EXERCISE: Without altering anything, output the material below.

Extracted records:

════════════════

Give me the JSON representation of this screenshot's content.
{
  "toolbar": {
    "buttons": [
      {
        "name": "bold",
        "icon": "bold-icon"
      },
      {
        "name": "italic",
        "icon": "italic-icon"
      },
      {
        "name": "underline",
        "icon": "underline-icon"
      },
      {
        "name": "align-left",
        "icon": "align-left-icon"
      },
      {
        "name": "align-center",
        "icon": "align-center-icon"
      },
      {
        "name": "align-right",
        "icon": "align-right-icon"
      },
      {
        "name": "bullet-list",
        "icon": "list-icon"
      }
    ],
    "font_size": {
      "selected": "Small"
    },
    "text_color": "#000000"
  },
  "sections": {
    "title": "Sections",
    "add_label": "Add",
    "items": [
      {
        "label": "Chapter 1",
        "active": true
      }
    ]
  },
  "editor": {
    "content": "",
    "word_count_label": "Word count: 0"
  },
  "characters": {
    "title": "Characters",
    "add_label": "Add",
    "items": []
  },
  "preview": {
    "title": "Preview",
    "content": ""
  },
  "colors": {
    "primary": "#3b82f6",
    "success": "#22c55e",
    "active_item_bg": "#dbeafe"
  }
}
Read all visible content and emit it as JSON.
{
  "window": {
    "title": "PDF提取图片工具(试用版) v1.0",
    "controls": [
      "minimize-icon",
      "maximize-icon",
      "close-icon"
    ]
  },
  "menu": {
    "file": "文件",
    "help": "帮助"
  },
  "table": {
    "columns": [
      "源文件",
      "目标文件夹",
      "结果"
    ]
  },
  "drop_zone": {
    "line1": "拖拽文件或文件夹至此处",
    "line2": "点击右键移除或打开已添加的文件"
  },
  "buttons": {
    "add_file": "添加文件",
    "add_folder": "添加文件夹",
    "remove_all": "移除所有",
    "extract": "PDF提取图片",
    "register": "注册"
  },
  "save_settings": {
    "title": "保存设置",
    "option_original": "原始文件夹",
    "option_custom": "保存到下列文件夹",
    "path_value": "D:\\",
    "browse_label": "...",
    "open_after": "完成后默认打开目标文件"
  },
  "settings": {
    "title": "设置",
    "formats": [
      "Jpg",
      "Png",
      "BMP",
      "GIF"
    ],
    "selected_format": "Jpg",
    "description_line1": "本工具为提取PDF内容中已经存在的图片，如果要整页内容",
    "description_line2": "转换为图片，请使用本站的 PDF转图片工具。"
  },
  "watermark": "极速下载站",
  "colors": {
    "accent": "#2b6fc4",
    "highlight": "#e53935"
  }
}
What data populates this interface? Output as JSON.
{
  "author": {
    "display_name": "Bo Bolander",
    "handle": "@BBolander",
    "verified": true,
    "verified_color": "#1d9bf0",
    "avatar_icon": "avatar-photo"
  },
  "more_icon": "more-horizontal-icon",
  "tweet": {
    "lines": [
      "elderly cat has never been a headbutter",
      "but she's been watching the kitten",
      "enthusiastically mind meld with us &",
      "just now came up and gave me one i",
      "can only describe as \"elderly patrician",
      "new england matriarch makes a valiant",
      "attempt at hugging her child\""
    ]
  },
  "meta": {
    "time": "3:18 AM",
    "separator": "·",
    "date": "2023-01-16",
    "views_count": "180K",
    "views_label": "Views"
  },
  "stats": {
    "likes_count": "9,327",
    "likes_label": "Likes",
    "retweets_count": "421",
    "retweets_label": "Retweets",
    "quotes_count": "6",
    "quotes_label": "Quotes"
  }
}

════════════════

RESULT OF THE TASK:
Give me the JSON representation of this screenshot's content.
{
  "toolbar": {
    "buttons": [
      {
        "name": "bold",
        "icon": "bold-icon"
      },
      {
        "name": "italic",
        "icon": "italic-icon"
      },
      {
        "name": "underline",
        "icon": "underline-icon"
      },
      {
        "name": "align-left",
        "icon": "align-left-icon"
      },
      {
        "name": "align-center",
        "icon": "align-center-icon"
      },
      {
        "name": "align-right",
        "icon": "align-right-icon"
      },
      {
        "name": "bullet-list",
        "icon": "list-icon"
      }
    ],
    "font_size": {
      "selected": "Small"
    },
    "text_color": "#000000"
  },
  "sections": {
    "title": "Sections",
    "add_label": "Add",
    "items": [
      {
        "label": "Chapter 1",
        "active": true
      }
    ]
  },
  "editor": {
    "content": "",
    "word_count_label": "Word count: 0"
  },
  "characters": {
    "title": "Characters",
    "add_label": "Add",
    "items": []
  },
  "preview": {
    "title": "Preview",
    "content": ""
  },
  "colors": {
    "primary": "#3b82f6",
    "success": "#22c55e",
    "active_item_bg": "#dbeafe"
  }
}
Read all visible content and emit it as JSON.
{
  "window": {
    "title": "PDF提取图片工具(试用版) v1.0",
    "controls": [
      "minimize-icon",
      "maximize-icon",
      "close-icon"
    ]
  },
  "menu": {
    "file": "文件",
    "help": "帮助"
  },
  "table": {
    "columns": [
      "源文件",
      "目标文件夹",
      "结果"
    ]
  },
  "drop_zone": {
    "line1": "拖拽文件或文件夹至此处",
    "line2": "点击右键移除或打开已添加的文件"
  },
  "buttons": {
    "add_file": "添加文件",
    "add_folder": "添加文件夹",
    "remove_all": "移除所有",
    "extract": "PDF提取图片",
    "register": "注册"
  },
  "save_settings": {
    "title": "保存设置",
    "option_original": "原始文件夹",
    "option_custom": "保存到下列文件夹",
    "path_value": "D:\\",
    "browse_label": "...",
    "open_after": "完成后默认打开目标文件"
  },
  "settings": {
    "title": "设置",
    "formats": [
      "Jpg",
      "Png",
      "BMP",
      "GIF"
    ],
    "selected_format": "Jpg",
    "description_line1": "本工具为提取PDF内容中已经存在的图片，如果要整页内容",
    "description_line2": "转换为图片，请使用本站的 PDF转图片工具。"
  },
  "watermark": "极速下载站",
  "colors": {
    "accent": "#2b6fc4",
    "highlight": "#e53935"
  }
}
What data populates this interface? Output as JSON.
{
  "author": {
    "display_name": "Bo Bolander",
    "handle": "@BBolander",
    "verified": true,
    "verified_color": "#1d9bf0",
    "avatar_icon": "avatar-photo"
  },
  "more_icon": "more-horizontal-icon",
  "tweet": {
    "lines": [
      "elderly cat has never been a headbutter",
      "but she's been watching the kitten",
      "enthusiastically mind meld with us &",
      "just now came up and gave me one i",
      "can only describe as \"elderly patrician",
      "new england matriarch makes a valiant",
      "attempt at hugging her child\""
    ]
  },
  "meta": {
    "time": "3:18 AM",
    "separator": "·",
    "date": "2023-01-16",
    "views_count": "180K",
    "views_label": "Views"
  },
  "stats": {
    "likes_count": "9,327",
    "likes_label": "Likes",
    "retweets_count": "421",
    "retweets_label": "Retweets",
    "quotes_count": "6",
    "quotes_label": "Quotes"
  }
}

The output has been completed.